* Start Source data *

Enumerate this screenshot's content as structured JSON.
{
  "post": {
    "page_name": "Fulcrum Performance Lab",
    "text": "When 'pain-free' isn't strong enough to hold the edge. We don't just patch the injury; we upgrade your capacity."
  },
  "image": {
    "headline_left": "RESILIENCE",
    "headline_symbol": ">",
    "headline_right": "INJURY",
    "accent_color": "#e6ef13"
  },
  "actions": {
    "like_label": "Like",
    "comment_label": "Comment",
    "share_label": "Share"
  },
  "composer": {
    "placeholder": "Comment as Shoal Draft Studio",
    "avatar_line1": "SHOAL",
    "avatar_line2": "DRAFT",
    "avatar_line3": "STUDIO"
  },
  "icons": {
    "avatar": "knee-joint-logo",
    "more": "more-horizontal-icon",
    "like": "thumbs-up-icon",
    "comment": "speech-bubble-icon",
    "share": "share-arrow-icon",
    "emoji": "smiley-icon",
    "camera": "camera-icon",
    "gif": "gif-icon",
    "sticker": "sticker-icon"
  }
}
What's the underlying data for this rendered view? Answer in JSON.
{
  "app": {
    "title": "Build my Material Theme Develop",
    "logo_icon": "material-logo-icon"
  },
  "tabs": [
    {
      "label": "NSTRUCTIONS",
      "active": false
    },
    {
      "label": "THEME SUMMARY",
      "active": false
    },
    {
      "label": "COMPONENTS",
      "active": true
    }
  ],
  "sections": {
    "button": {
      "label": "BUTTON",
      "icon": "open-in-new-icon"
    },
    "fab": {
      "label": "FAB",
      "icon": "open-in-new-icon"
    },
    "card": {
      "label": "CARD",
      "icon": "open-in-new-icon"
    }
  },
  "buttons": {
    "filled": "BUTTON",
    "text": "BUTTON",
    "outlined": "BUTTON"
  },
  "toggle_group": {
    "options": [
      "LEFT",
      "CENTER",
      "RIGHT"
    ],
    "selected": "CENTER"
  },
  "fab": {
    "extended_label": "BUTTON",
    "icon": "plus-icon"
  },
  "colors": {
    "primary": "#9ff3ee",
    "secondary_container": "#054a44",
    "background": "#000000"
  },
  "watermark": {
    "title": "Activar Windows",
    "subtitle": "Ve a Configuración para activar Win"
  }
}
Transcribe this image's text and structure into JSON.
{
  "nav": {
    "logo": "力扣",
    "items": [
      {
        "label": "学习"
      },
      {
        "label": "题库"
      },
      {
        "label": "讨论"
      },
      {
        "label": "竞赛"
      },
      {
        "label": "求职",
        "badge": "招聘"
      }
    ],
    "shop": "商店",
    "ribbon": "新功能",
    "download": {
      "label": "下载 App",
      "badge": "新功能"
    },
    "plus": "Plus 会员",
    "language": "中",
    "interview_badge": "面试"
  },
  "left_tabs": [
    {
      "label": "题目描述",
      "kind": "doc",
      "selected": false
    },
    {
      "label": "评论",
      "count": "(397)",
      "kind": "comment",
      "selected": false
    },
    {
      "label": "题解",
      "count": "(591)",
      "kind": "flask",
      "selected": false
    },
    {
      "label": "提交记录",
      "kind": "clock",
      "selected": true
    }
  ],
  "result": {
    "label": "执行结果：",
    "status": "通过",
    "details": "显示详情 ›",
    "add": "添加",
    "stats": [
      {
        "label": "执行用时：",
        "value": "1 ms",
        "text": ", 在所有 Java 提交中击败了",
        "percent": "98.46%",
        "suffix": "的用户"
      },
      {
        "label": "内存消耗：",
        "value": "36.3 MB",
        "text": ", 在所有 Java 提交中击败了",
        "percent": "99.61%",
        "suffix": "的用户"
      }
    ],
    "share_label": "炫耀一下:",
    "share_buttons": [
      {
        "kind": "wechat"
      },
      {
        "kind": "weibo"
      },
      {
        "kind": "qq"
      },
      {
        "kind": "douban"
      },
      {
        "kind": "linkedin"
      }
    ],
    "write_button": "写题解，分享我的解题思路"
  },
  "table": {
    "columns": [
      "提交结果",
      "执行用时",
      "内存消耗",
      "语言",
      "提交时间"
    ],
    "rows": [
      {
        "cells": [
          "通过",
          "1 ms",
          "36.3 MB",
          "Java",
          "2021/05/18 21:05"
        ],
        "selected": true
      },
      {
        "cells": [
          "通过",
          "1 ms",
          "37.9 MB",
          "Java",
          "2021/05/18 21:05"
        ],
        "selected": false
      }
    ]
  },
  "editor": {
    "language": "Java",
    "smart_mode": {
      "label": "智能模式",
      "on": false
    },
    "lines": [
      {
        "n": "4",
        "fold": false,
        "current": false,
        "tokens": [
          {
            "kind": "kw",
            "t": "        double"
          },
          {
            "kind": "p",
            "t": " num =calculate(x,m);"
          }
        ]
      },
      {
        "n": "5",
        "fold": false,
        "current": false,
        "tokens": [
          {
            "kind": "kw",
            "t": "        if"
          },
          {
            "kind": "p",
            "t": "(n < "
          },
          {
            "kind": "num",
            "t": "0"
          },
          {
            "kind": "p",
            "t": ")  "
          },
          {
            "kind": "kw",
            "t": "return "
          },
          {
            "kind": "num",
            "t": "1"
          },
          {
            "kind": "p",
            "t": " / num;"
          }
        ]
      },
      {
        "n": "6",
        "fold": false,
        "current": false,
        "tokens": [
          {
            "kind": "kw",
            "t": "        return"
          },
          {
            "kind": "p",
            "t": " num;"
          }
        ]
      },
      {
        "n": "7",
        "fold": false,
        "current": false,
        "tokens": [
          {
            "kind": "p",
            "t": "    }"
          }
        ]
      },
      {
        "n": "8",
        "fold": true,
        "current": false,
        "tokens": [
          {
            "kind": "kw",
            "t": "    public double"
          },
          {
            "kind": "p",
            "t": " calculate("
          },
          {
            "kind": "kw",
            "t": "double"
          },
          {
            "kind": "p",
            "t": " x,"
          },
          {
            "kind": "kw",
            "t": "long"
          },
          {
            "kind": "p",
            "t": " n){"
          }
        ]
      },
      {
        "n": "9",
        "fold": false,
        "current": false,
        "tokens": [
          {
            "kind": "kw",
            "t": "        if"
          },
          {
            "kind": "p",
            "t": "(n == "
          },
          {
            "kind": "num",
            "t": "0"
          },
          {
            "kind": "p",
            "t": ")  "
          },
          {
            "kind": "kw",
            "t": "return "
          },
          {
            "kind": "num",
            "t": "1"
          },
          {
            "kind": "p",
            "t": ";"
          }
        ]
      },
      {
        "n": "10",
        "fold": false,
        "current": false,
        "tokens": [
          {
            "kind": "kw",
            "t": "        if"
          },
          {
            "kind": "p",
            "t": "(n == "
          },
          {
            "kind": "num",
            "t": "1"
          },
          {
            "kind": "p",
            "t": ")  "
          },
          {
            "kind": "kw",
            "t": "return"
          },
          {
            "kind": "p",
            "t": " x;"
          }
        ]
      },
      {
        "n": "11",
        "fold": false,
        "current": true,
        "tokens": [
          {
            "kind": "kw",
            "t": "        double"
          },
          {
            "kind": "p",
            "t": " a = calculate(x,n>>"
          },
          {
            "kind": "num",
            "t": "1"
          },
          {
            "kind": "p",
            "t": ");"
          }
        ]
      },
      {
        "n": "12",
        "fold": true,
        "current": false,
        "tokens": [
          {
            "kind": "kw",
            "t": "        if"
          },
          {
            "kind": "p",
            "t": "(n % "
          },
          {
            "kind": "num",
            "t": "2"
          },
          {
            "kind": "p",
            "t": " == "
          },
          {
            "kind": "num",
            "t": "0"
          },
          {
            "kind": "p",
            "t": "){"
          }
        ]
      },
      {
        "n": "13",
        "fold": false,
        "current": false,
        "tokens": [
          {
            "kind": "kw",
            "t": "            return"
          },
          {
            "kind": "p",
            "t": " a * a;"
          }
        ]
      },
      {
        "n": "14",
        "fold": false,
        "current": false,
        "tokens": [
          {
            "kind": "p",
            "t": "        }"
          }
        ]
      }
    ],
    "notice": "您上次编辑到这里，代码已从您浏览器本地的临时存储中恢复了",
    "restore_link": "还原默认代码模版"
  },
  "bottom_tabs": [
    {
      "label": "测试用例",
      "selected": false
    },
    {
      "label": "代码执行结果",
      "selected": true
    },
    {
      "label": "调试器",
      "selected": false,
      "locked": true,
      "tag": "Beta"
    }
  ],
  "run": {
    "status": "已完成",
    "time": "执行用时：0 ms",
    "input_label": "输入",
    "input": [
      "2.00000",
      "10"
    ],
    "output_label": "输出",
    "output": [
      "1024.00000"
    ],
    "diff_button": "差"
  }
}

* End Source data *

### Given request
Return a copy of every line that includes the word "image".

### Response to this exercise
  "image": {
Transcribe this image's text and structure into JSON.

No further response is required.